● **Required task**
Reproduce the records that follow in full, excluding any picture they contain.

[BEGIN]

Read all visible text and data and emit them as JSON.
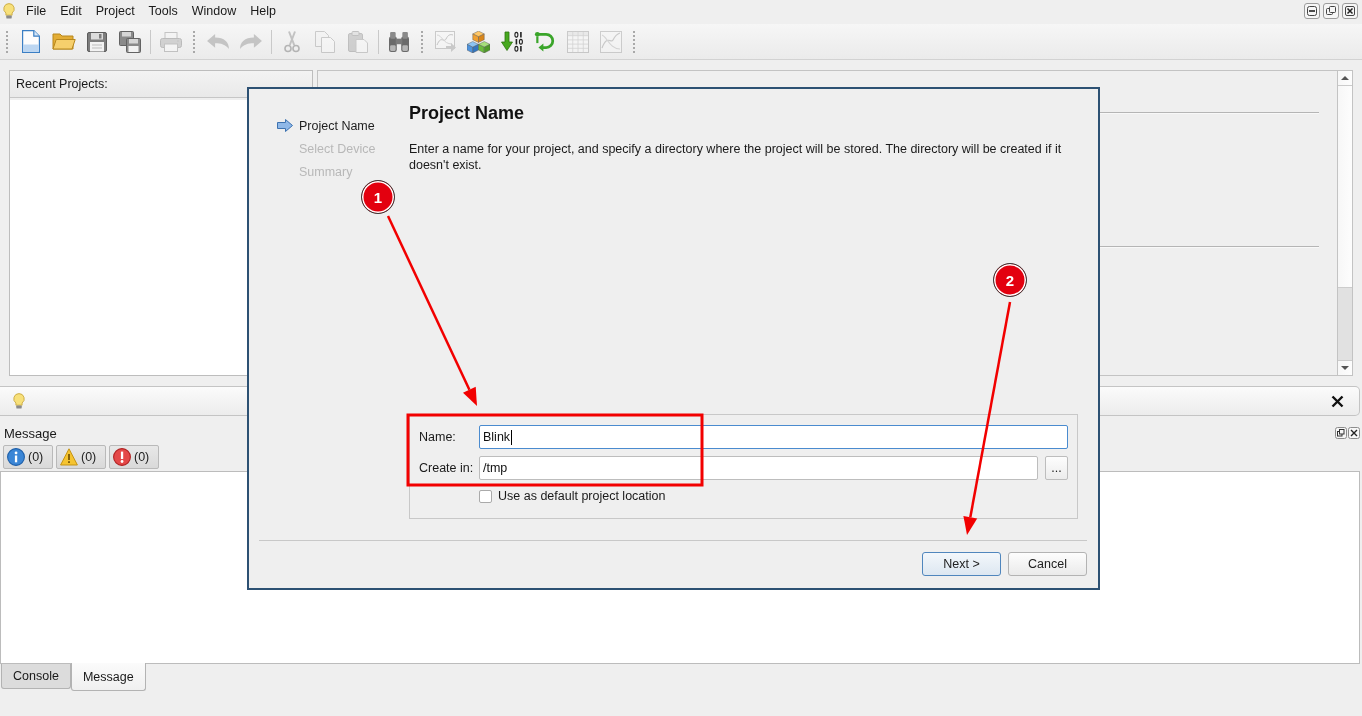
{
  "menu_bar": {
    "items": [
      "File",
      "Edit",
      "Project",
      "Tools",
      "Window",
      "Help"
    ]
  },
  "toolbars": [
    {
      "groups": [
        [
          {
            "kind": "new",
            "disabled": false
          },
          {
            "kind": "open",
            "disabled": false
          },
          {
            "kind": "save",
            "disabled": false
          },
          {
            "kind": "saveall",
            "disabled": false
          }
        ],
        [
          {
            "kind": "print",
            "disabled": true
          }
        ]
      ]
    },
    {
      "groups": [
        [
          {
            "kind": "undo",
            "disabled": true
          },
          {
            "kind": "redo",
            "disabled": true
          }
        ],
        [
          {
            "kind": "cut",
            "disabled": true
          },
          {
            "kind": "copy",
            "disabled": true
          },
          {
            "kind": "paste",
            "disabled": true
          }
        ],
        [
          {
            "kind": "find",
            "disabled": false
          }
        ]
      ]
    },
    {
      "groups": [
        [
          {
            "kind": "export",
            "disabled": true
          },
          {
            "kind": "build",
            "disabled": false
          },
          {
            "kind": "upload",
            "disabled": false
          },
          {
            "kind": "loop",
            "disabled": false
          },
          {
            "kind": "table",
            "disabled": true
          },
          {
            "kind": "plot",
            "disabled": true
          }
        ]
      ]
    }
  ],
  "recent_projects": {
    "title": "Recent Projects:"
  },
  "message_panel": {
    "title": "Message",
    "filters": [
      {
        "kind": "info",
        "count": "(0)"
      },
      {
        "kind": "warning",
        "count": "(0)"
      },
      {
        "kind": "error",
        "count": "(0)"
      }
    ]
  },
  "bottom_tabs": [
    {
      "label": "Console",
      "selected": false
    },
    {
      "label": "Message",
      "selected": true
    }
  ],
  "dialog": {
    "steps": [
      {
        "label": "Project Name",
        "selected": true
      },
      {
        "label": "Select Device",
        "selected": false
      },
      {
        "label": "Summary",
        "selected": false
      }
    ],
    "title": "Project Name",
    "description": "Enter a name for your project, and specify a directory where the project will be stored. The directory will be created if it doesn't exist.",
    "fields": [
      {
        "label": "Name:",
        "value": "Blink",
        "focused": true
      },
      {
        "label": "Create in:",
        "value": "/tmp",
        "focused": false,
        "browse_label": "..."
      }
    ],
    "default_location": {
      "label": "Use as default project location",
      "checked": false
    },
    "buttons": [
      {
        "label": "Next >",
        "default": true
      },
      {
        "label": "Cancel",
        "default": false
      }
    ]
  },
  "annotations": {
    "callouts": [
      {
        "label": "1"
      },
      {
        "label": "2"
      }
    ]
  }
}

[END]

● **Complete response**
Read all visible text and data and emit them as JSON.
{
  "menu_bar": {
    "items": [
      "File",
      "Edit",
      "Project",
      "Tools",
      "Window",
      "Help"
    ]
  },
  "toolbars": [
    {
      "groups": [
        [
          {
            "kind": "new",
            "disabled": false
          },
          {
            "kind": "open",
            "disabled": false
          },
          {
            "kind": "save",
            "disabled": false
          },
          {
            "kind": "saveall",
            "disabled": false
          }
        ],
        [
          {
            "kind": "print",
            "disabled": true
          }
        ]
      ]
    },
    {
      "groups": [
        [
          {
            "kind": "undo",
            "disabled": true
          },
          {
            "kind": "redo",
            "disabled": true
          }
        ],
        [
          {
            "kind": "cut",
            "disabled": true
          },
          {
            "kind": "copy",
            "disabled": true
          },
          {
            "kind": "paste",
            "disabled": true
          }
        ],
        [
          {
            "kind": "find",
            "disabled": false
          }
        ]
      ]
    },
    {
      "groups": [
        [
          {
            "kind": "export",
            "disabled": true
          },
          {
            "kind": "build",
            "disabled": false
          },
          {
            "kind": "upload",
            "disabled": false
          },
          {
            "kind": "loop",
            "disabled": false
          },
          {
            "kind": "table",
            "disabled": true
          },
          {
            "kind": "plot",
            "disabled": true
          }
        ]
      ]
    }
  ],
  "recent_projects": {
    "title": "Recent Projects:"
  },
  "message_panel": {
    "title": "Message",
    "filters": [
      {
        "kind": "info",
        "count": "(0)"
      },
      {
        "kind": "warning",
        "count": "(0)"
      },
      {
        "kind": "error",
        "count": "(0)"
      }
    ]
  },
  "bottom_tabs": [
    {
      "label": "Console",
      "selected": false
    },
    {
      "label": "Message",
      "selected": true
    }
  ],
  "dialog": {
    "steps": [
      {
        "label": "Project Name",
        "selected": true
      },
      {
        "label": "Select Device",
        "selected": false
      },
      {
        "label": "Summary",
        "selected": false
      }
    ],
    "title": "Project Name",
    "description": "Enter a name for your project, and specify a directory where the project will be stored. The directory will be created if it doesn't exist.",
    "fields": [
      {
        "label": "Name:",
        "value": "Blink",
        "focused": true
      },
      {
        "label": "Create in:",
        "value": "/tmp",
        "focused": false,
        "browse_label": "..."
      }
    ],
    "default_location": {
      "label": "Use as default project location",
      "checked": false
    },
    "buttons": [
      {
        "label": "Next >",
        "default": true
      },
      {
        "label": "Cancel",
        "default": false
      }
    ]
  },
  "annotations": {
    "callouts": [
      {
        "label": "1"
      },
      {
        "label": "2"
      }
    ]
  }
}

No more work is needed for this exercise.